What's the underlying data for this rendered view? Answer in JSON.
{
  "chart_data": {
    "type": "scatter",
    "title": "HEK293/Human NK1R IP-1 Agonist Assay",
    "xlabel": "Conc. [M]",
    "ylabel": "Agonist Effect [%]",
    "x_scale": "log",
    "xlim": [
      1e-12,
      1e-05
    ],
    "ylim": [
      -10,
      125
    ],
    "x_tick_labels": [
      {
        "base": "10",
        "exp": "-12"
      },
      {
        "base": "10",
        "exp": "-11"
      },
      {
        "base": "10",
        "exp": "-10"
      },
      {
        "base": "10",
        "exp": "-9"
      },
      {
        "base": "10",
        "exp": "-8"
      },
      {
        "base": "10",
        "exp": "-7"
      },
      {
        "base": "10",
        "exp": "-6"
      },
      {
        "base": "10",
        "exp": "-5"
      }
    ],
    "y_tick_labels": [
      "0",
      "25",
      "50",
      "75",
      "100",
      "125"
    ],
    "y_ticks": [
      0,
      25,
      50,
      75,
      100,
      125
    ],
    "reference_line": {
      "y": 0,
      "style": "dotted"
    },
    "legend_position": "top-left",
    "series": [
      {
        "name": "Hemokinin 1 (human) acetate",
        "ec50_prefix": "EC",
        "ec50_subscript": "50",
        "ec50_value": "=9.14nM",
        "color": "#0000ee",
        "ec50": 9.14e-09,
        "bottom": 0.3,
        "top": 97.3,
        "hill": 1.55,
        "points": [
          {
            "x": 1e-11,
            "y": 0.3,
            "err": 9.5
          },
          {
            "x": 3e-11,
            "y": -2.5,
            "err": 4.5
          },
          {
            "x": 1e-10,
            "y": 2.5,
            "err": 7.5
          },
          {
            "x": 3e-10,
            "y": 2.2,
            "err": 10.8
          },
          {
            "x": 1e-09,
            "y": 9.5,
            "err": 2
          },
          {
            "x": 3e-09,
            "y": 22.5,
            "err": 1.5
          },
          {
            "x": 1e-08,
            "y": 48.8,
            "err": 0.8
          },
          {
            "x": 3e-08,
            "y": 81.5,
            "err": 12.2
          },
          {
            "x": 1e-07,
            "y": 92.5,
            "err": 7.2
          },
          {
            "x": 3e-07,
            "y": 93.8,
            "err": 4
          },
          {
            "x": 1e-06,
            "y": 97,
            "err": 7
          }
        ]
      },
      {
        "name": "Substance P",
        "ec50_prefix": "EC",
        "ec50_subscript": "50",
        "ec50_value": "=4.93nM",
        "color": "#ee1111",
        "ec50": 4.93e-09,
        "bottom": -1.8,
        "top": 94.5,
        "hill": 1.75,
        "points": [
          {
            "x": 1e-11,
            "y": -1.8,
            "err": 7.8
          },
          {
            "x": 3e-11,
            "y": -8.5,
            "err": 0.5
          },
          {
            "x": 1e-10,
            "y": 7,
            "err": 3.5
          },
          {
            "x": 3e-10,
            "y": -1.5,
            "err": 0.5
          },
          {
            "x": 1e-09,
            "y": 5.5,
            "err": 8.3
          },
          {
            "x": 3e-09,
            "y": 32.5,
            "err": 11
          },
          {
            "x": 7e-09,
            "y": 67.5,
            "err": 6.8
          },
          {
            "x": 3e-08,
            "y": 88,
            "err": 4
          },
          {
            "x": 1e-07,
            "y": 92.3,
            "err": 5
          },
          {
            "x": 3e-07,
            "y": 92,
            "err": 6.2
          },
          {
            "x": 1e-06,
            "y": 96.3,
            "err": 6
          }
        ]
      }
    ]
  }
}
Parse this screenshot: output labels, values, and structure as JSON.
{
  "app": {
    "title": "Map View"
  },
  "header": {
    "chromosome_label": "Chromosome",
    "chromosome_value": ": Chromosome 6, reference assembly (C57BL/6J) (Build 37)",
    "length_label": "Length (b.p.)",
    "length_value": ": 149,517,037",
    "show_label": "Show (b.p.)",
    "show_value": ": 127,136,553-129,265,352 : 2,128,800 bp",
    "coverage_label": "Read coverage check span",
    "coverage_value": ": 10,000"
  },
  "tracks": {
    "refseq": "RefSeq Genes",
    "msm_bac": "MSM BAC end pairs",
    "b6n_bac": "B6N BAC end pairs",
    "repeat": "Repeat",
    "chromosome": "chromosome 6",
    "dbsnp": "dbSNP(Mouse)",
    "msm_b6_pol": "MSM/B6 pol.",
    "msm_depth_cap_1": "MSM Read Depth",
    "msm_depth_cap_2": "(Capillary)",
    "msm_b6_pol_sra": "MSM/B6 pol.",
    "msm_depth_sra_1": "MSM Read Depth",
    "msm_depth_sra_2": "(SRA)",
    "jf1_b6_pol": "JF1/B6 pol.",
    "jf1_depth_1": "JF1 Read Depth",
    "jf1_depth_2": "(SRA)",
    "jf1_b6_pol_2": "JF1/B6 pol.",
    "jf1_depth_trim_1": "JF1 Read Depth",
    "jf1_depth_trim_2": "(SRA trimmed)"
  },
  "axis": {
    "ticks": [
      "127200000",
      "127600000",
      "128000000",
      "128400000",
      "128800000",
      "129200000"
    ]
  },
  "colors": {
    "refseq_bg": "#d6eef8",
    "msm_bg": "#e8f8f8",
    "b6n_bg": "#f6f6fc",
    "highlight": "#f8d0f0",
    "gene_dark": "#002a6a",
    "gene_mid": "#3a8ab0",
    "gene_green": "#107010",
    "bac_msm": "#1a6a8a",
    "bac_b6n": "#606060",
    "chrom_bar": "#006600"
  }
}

◆ ◆ ◆ ◆ ◆ ◆ ◆

PROBLEM DETAILS >>
If a line above holds the word "Agonist", copy it.

ANSWER FOR THE TASK >>
    "title": "HEK293/Human NK1R IP-1 Agonist Assay",
    "ylabel": "Agonist Effect [%]",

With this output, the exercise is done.